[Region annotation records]
╔══

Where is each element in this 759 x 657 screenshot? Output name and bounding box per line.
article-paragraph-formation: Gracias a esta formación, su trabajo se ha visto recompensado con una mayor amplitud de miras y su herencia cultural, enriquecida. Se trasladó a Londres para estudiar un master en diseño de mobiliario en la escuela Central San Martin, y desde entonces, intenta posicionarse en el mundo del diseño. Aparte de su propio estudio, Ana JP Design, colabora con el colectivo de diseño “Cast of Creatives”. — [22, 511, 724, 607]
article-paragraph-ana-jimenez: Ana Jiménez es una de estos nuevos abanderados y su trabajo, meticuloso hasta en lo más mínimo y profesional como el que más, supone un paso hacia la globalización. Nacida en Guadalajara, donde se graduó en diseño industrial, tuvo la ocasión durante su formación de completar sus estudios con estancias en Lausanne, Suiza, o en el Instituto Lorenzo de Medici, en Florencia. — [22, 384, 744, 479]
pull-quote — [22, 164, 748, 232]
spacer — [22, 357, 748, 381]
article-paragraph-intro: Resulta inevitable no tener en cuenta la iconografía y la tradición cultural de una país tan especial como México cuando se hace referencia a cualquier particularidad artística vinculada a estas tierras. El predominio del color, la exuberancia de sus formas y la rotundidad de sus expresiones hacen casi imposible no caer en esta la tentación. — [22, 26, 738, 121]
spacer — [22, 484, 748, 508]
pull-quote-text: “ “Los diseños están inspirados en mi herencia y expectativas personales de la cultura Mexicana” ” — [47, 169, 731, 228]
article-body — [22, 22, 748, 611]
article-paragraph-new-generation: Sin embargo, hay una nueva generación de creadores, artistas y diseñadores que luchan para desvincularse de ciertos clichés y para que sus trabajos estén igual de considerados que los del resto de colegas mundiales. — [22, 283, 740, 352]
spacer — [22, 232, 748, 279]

╚══

Exercise task: Collect each line from the entries above that contains the string "quote". Case counts.

Correct response:
pull-quote — [22, 164, 748, 232]
pull-quote-text: “ “Los diseños están inspirados en mi herencia y expectativas personales de la cultura Mexicana” ” — [47, 169, 731, 228]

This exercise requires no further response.